WRITTEN PROBLEM: Retype each record below word for word. Leave the pictures out.

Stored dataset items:
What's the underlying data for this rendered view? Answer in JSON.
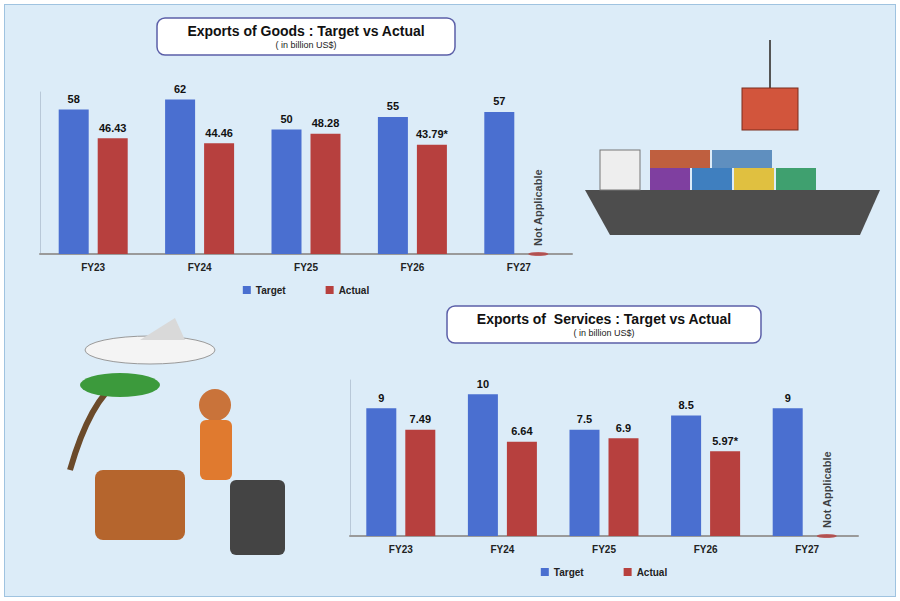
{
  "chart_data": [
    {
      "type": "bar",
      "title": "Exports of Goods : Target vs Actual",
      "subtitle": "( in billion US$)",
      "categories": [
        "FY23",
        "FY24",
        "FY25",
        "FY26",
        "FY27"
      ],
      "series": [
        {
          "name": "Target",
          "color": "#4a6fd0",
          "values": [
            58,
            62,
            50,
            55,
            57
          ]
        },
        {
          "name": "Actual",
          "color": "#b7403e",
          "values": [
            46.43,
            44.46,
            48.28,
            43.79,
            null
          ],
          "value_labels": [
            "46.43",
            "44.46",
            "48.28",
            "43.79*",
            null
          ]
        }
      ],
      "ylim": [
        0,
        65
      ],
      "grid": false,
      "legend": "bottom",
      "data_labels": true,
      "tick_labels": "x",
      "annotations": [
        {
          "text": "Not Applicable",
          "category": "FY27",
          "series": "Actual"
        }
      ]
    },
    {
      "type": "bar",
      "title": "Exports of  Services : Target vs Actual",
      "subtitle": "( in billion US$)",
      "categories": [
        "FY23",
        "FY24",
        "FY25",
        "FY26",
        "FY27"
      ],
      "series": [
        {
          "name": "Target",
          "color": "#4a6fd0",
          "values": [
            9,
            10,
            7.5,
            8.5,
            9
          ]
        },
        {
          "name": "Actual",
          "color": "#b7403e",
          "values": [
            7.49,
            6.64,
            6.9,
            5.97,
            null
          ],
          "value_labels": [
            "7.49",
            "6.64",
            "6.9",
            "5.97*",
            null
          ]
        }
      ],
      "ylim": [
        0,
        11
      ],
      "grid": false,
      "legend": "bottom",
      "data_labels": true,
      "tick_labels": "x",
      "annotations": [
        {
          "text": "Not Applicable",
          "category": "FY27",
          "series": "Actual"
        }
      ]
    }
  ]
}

COMPLETE ANSWER:
What's the underlying data for this rendered view? Answer in JSON.
{
  "chart_data": [
    {
      "type": "bar",
      "title": "Exports of Goods : Target vs Actual",
      "subtitle": "( in billion US$)",
      "categories": [
        "FY23",
        "FY24",
        "FY25",
        "FY26",
        "FY27"
      ],
      "series": [
        {
          "name": "Target",
          "color": "#4a6fd0",
          "values": [
            58,
            62,
            50,
            55,
            57
          ]
        },
        {
          "name": "Actual",
          "color": "#b7403e",
          "values": [
            46.43,
            44.46,
            48.28,
            43.79,
            null
          ],
          "value_labels": [
            "46.43",
            "44.46",
            "48.28",
            "43.79*",
            null
          ]
        }
      ],
      "ylim": [
        0,
        65
      ],
      "grid": false,
      "legend": "bottom",
      "data_labels": true,
      "tick_labels": "x",
      "annotations": [
        {
          "text": "Not Applicable",
          "category": "FY27",
          "series": "Actual"
        }
      ]
    },
    {
      "type": "bar",
      "title": "Exports of  Services : Target vs Actual",
      "subtitle": "( in billion US$)",
      "categories": [
        "FY23",
        "FY24",
        "FY25",
        "FY26",
        "FY27"
      ],
      "series": [
        {
          "name": "Target",
          "color": "#4a6fd0",
          "values": [
            9,
            10,
            7.5,
            8.5,
            9
          ]
        },
        {
          "name": "Actual",
          "color": "#b7403e",
          "values": [
            7.49,
            6.64,
            6.9,
            5.97,
            null
          ],
          "value_labels": [
            "7.49",
            "6.64",
            "6.9",
            "5.97*",
            null
          ]
        }
      ],
      "ylim": [
        0,
        11
      ],
      "grid": false,
      "legend": "bottom",
      "data_labels": true,
      "tick_labels": "x",
      "annotations": [
        {
          "text": "Not Applicable",
          "category": "FY27",
          "series": "Actual"
        }
      ]
    }
  ]
}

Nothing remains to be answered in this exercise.